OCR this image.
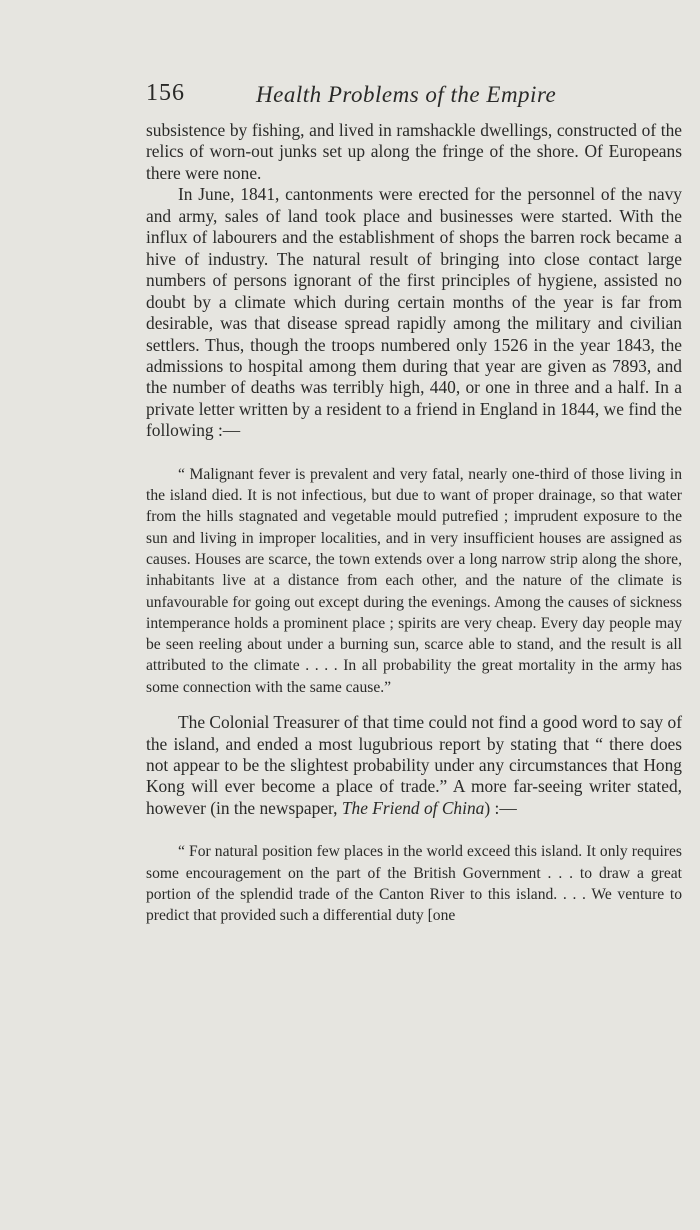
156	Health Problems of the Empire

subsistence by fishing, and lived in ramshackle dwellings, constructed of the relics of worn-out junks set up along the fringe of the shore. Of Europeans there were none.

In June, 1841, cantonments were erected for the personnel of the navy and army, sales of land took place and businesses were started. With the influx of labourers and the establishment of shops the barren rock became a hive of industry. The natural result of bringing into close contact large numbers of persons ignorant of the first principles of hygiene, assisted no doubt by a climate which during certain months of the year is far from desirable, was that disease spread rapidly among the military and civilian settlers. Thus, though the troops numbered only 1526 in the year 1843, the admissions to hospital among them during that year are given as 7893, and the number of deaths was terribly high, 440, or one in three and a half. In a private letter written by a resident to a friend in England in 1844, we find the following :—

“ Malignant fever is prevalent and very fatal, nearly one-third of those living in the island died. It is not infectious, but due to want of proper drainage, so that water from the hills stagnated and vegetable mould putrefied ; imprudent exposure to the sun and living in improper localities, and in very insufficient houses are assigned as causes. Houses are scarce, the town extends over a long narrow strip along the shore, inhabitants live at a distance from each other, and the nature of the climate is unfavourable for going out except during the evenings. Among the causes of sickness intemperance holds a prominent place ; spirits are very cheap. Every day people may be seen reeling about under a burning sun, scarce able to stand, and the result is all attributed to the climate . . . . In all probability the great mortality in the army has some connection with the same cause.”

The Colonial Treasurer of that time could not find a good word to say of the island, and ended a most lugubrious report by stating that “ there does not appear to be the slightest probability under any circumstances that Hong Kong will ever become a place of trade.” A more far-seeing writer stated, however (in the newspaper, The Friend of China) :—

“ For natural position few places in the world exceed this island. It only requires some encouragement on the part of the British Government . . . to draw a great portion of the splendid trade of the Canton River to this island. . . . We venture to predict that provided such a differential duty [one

★ ★ ★ ★ ★

- _Your task_: Give the number of lines in the records above that contain the word "this". Reply with that number alone.

- _Full solution_: 2